SHORT PROBLEM
Give the number of lines in the data that hold the string "marker". Nothing else is needed.

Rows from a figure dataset
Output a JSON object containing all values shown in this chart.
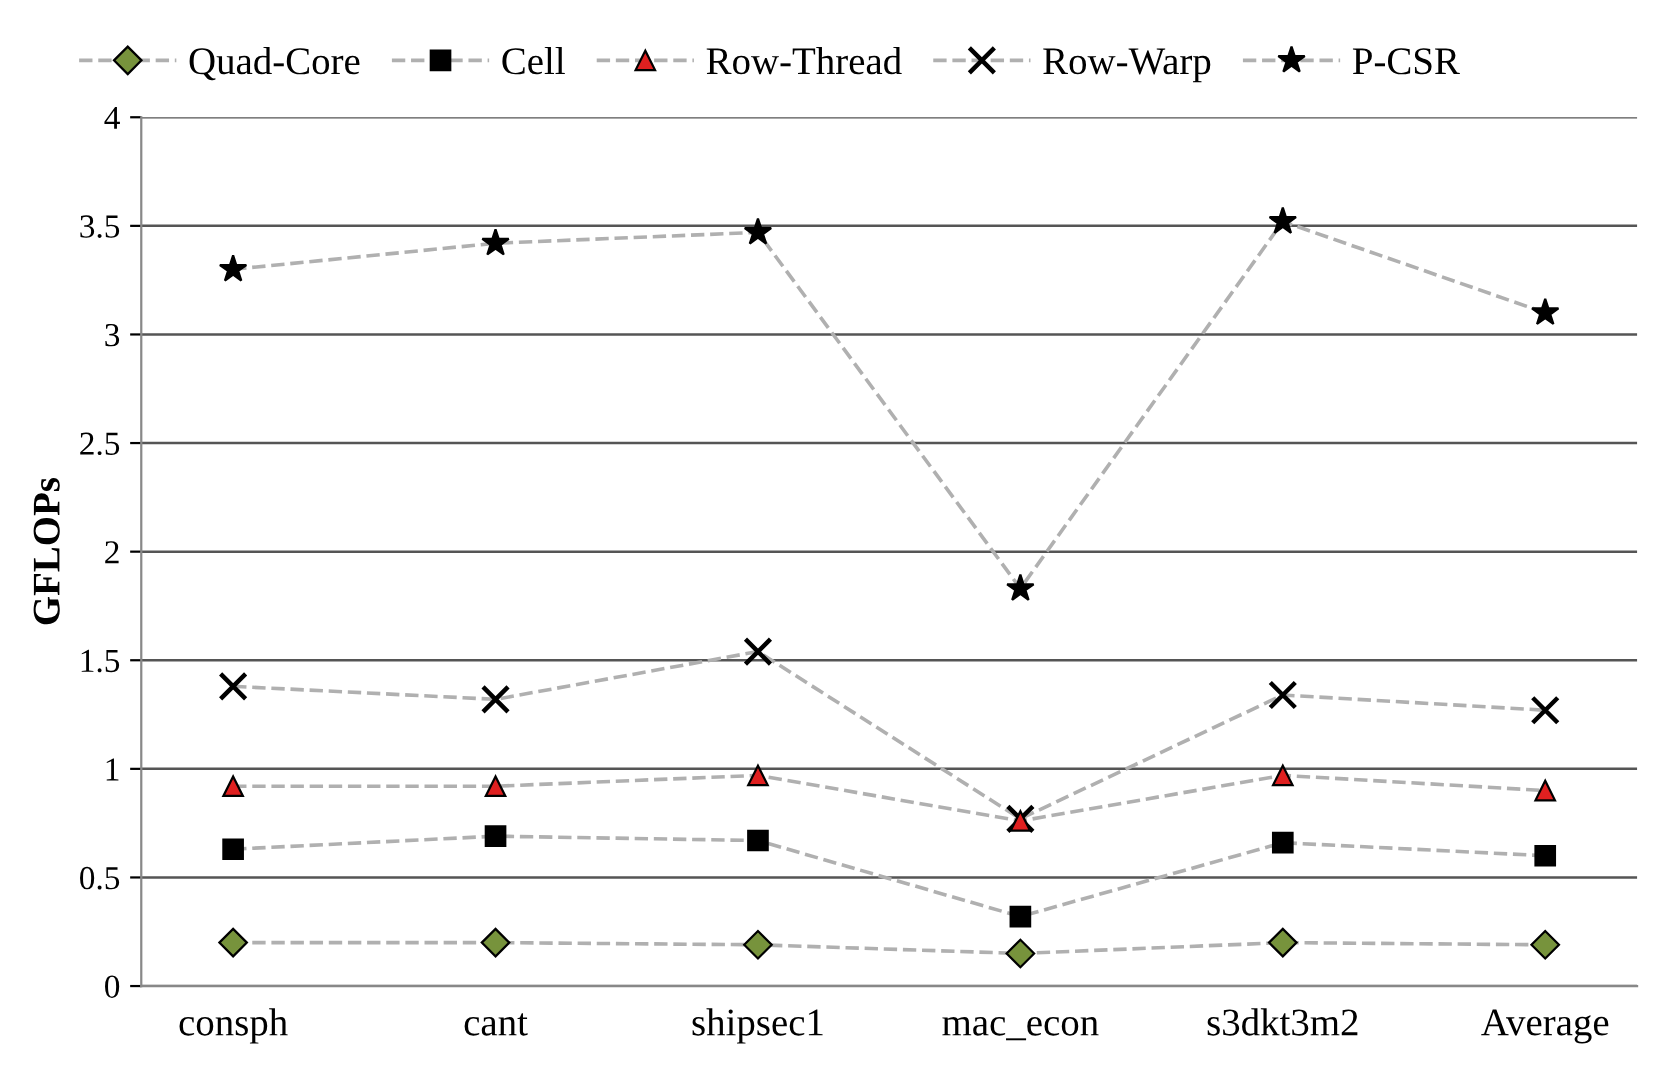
{
  "chart_data": {
    "type": "line",
    "ylabel": "GFLOPs",
    "categories": [
      "consph",
      "cant",
      "shipsec1",
      "mac_econ",
      "s3dkt3m2",
      "Average"
    ],
    "ylim": [
      0,
      4
    ],
    "yticks": [
      0,
      0.5,
      1,
      1.5,
      2,
      2.5,
      3,
      3.5,
      4
    ],
    "grid": "y",
    "legend": "top",
    "line_style": "dashed",
    "series": [
      {
        "name": "Quad-Core",
        "color": "#77933c",
        "marker": "diamond",
        "values": [
          0.2,
          0.2,
          0.19,
          0.15,
          0.2,
          0.19
        ]
      },
      {
        "name": "Cell",
        "color": "#000000",
        "marker": "square",
        "values": [
          0.63,
          0.69,
          0.67,
          0.32,
          0.66,
          0.6
        ]
      },
      {
        "name": "Row-Thread",
        "color": "#e02020",
        "marker": "triangle",
        "values": [
          0.92,
          0.92,
          0.97,
          0.76,
          0.97,
          0.9
        ]
      },
      {
        "name": "Row-Warp",
        "color": "#000000",
        "marker": "cross",
        "values": [
          1.38,
          1.32,
          1.54,
          0.77,
          1.34,
          1.27
        ]
      },
      {
        "name": "P-CSR",
        "color": "#000000",
        "marker": "star",
        "values": [
          3.3,
          3.42,
          3.47,
          1.83,
          3.52,
          3.1
        ]
      }
    ]
  }
}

ANSWER BELOW
5